WHAT THE EXERCISE ASKS
Find all lines in the records that include the word "JSON", and copy them out.

[START OF GIVEN RECORDS]

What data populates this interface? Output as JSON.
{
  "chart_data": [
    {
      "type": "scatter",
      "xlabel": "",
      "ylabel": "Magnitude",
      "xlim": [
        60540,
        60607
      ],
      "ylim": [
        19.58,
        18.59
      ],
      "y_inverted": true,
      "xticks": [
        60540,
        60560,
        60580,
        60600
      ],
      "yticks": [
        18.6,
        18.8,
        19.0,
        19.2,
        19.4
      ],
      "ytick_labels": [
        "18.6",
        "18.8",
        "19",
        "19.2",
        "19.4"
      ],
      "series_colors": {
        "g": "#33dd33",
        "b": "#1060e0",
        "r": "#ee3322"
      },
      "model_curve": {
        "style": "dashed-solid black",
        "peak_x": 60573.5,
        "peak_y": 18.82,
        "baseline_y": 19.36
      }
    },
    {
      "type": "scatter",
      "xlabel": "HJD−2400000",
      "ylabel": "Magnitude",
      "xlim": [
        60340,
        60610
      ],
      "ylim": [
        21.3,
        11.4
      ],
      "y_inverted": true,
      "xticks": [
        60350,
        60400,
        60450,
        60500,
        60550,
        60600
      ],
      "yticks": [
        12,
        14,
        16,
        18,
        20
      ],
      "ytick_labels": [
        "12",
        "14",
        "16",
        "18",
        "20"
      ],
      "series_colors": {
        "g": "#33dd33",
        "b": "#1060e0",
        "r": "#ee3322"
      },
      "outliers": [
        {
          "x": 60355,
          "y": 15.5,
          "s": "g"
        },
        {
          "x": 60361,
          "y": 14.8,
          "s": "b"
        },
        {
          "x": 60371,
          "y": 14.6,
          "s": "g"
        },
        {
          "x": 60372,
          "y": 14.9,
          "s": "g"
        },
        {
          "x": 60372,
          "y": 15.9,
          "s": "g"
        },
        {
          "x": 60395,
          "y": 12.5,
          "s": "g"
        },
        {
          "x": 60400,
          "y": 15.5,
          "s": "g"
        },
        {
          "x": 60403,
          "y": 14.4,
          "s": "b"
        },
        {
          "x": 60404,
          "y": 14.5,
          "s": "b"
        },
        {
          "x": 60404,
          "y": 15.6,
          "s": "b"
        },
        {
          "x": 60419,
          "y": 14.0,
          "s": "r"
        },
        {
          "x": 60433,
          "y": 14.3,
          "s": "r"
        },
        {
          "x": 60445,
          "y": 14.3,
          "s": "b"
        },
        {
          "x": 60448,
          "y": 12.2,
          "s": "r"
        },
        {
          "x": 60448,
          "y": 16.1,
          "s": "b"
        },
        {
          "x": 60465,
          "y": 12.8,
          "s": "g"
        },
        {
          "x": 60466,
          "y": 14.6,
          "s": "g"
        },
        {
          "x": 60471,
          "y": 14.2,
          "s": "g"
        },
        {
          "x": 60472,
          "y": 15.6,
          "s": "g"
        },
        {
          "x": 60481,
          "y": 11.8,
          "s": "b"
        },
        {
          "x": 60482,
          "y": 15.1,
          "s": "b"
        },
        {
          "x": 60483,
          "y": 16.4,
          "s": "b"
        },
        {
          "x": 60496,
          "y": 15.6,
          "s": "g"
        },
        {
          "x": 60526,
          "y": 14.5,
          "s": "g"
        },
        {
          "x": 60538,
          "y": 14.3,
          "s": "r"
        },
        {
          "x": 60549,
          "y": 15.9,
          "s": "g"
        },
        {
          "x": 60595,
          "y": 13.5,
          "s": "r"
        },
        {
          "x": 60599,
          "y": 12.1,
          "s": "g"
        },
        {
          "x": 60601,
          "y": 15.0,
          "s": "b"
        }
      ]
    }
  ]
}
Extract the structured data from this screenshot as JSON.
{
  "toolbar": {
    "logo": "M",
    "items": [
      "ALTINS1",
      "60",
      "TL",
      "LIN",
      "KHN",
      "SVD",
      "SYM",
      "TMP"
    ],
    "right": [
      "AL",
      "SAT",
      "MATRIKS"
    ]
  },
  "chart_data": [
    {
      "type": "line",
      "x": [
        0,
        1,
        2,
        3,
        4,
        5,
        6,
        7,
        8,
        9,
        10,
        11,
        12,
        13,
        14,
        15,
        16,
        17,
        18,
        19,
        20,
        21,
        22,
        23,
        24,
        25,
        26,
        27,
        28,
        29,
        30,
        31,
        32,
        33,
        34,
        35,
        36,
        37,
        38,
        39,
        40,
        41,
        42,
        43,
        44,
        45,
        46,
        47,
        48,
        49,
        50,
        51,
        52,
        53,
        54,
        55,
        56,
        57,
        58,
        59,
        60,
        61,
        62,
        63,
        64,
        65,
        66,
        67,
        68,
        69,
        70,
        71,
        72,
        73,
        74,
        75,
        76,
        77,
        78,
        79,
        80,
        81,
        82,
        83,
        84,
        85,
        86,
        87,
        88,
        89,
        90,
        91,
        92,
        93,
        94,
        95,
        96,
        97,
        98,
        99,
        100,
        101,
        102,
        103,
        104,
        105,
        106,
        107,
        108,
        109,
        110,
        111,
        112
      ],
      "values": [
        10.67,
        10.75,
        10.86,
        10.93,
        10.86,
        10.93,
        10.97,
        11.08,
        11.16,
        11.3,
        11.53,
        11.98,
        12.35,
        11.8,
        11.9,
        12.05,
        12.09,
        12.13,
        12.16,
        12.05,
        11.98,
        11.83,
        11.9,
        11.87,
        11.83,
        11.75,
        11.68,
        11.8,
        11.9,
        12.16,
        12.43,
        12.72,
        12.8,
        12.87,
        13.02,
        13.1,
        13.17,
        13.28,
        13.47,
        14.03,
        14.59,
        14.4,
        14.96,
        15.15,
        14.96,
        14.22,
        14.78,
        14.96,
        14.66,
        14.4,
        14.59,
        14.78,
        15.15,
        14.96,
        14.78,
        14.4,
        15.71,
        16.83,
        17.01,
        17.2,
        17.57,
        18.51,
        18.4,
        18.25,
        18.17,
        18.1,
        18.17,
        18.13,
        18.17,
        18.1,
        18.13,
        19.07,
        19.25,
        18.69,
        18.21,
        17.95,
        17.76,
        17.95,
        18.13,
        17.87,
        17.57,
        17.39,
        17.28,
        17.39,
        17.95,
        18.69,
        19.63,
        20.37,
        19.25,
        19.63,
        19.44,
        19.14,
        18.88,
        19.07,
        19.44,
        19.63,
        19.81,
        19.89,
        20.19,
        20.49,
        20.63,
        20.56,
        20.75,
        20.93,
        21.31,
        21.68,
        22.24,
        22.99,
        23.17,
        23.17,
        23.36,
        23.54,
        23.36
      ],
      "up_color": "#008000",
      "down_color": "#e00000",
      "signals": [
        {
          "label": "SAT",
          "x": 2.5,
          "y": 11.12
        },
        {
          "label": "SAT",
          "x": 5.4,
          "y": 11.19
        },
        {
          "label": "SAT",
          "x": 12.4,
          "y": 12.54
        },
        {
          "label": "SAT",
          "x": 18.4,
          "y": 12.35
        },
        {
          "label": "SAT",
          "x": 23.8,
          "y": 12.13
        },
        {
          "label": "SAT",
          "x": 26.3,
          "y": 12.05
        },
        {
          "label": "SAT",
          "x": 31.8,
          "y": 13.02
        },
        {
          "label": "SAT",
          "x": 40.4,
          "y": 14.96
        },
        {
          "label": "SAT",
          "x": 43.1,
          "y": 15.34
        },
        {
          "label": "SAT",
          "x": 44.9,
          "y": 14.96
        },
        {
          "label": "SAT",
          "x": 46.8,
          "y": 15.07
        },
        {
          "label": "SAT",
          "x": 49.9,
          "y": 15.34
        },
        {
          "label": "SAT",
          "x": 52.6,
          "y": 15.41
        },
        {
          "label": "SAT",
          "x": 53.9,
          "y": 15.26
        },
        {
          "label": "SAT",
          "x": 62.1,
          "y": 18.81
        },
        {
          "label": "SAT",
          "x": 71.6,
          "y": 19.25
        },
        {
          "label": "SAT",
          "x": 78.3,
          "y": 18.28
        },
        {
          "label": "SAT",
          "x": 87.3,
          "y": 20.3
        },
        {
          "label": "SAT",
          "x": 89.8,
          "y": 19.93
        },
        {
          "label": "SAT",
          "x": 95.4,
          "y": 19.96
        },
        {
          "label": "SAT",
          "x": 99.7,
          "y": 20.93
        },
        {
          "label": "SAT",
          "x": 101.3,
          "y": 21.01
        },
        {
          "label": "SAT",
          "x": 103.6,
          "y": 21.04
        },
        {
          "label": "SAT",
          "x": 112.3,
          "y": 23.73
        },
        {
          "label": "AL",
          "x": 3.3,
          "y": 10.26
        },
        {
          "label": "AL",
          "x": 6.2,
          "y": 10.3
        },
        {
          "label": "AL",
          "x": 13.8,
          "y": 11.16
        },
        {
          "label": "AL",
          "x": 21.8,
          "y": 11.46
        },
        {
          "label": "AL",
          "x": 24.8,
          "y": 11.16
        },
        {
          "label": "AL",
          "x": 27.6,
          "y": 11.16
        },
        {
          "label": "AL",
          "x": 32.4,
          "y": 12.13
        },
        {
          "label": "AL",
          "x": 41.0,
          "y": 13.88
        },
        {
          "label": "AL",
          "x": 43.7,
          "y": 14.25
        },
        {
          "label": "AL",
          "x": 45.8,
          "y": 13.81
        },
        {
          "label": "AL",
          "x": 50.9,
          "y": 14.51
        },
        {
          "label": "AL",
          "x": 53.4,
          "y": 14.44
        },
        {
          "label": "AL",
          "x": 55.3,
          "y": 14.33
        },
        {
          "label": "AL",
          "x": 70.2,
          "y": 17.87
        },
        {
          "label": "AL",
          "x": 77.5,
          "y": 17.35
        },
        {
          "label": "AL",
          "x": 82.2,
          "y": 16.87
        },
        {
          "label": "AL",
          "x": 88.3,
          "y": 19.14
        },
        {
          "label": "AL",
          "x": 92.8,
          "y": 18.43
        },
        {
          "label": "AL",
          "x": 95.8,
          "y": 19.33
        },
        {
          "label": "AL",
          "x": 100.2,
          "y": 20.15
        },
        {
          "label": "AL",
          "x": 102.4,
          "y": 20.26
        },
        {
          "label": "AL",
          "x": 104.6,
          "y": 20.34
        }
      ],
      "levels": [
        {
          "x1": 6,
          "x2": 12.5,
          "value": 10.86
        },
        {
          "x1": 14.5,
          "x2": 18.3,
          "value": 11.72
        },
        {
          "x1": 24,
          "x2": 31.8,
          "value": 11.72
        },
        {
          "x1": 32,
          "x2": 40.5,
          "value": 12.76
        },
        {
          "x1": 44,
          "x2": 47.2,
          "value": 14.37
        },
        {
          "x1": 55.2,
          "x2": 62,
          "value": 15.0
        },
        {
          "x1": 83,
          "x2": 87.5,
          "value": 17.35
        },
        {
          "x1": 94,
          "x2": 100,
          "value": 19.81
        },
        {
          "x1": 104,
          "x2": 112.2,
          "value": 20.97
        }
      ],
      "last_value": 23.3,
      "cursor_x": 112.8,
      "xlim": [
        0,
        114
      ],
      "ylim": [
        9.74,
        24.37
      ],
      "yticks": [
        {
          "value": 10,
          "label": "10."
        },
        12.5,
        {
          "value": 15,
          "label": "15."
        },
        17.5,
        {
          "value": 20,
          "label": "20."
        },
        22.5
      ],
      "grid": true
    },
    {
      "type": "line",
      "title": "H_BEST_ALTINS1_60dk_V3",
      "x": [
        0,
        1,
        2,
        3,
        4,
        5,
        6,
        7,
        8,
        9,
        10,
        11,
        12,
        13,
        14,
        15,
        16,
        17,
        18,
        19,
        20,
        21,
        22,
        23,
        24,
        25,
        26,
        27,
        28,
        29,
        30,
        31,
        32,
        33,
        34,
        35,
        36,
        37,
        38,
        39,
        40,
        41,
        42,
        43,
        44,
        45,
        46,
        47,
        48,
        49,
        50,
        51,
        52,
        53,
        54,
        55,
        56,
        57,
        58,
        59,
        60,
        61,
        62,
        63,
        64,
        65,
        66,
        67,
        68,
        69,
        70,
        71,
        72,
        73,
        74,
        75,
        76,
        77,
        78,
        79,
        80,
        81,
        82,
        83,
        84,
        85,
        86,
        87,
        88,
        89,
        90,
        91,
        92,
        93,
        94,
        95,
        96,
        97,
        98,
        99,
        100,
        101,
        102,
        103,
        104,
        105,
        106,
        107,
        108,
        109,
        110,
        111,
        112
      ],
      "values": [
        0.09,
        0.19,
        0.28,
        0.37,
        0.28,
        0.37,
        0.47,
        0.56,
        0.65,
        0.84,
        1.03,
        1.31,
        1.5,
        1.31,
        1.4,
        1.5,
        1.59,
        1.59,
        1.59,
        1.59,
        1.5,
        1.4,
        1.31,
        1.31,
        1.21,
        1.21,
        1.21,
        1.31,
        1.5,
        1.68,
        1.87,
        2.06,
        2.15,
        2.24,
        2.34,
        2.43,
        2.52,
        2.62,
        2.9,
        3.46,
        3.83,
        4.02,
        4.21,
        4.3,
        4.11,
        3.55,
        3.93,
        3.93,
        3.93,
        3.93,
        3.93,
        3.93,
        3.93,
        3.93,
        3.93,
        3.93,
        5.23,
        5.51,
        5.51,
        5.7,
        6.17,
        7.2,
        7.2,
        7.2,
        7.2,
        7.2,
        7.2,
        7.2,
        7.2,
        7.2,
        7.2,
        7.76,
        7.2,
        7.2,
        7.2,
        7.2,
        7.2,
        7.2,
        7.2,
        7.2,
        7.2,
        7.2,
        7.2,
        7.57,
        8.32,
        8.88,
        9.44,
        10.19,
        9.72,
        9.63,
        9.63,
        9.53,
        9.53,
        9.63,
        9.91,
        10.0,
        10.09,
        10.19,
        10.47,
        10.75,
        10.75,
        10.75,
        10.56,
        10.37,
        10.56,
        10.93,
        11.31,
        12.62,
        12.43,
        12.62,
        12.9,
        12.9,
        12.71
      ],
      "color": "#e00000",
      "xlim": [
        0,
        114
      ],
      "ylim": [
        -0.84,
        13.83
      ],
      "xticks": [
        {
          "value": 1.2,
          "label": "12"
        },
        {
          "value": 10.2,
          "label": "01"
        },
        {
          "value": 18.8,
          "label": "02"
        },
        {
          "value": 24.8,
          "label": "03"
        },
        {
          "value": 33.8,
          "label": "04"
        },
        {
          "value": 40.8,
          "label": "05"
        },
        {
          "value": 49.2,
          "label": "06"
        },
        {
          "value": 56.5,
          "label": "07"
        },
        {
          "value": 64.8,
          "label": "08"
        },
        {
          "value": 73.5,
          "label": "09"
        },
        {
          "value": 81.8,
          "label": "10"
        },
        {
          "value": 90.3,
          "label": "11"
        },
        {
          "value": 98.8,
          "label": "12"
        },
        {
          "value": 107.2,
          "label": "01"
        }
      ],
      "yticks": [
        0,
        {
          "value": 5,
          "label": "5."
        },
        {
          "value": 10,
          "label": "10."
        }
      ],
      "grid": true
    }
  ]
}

[END OF GIVEN RECORDS]

COMPLETE ANSWER
What data populates this interface? Output as JSON.
Extract the structured data from this screenshot as JSON.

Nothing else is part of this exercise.